* **EXERCISE INPUT**
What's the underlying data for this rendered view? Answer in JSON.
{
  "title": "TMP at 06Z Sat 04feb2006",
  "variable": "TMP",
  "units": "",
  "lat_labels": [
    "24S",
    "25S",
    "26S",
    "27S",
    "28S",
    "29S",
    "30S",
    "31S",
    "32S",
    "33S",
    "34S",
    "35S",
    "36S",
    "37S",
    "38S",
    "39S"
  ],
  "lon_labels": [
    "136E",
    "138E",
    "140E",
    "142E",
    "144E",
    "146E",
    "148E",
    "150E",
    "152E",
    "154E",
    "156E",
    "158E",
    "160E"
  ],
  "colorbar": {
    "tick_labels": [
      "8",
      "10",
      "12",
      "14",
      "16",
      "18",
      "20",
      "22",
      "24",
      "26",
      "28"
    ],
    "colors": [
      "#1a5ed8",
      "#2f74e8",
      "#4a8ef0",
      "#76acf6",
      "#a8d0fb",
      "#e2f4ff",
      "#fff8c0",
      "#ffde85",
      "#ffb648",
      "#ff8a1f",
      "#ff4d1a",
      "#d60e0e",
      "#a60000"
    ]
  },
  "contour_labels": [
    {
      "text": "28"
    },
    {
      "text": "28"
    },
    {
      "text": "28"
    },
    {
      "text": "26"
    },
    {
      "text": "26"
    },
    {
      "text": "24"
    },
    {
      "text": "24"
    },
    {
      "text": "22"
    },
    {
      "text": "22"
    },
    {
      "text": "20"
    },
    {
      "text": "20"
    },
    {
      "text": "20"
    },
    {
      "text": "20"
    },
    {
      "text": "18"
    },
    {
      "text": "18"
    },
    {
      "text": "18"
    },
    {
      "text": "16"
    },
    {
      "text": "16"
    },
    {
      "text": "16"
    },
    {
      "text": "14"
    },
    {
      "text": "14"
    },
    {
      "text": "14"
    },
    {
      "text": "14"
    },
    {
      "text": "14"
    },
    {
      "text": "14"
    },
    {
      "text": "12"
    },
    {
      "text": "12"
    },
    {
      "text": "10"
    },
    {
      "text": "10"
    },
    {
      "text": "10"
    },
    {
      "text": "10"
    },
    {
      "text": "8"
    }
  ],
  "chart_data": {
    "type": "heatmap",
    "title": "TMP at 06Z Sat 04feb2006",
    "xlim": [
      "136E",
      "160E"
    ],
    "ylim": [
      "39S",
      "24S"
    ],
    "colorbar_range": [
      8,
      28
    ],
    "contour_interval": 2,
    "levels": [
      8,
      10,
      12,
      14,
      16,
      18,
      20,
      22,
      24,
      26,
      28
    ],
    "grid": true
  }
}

* **REQUIRED WORK**
Copy all lines from the material that hold "title".

* **CORRECT RESPONSE**
  "title": "TMP at 06Z Sat 04feb2006",
    "title": "TMP at 06Z Sat 04feb2006",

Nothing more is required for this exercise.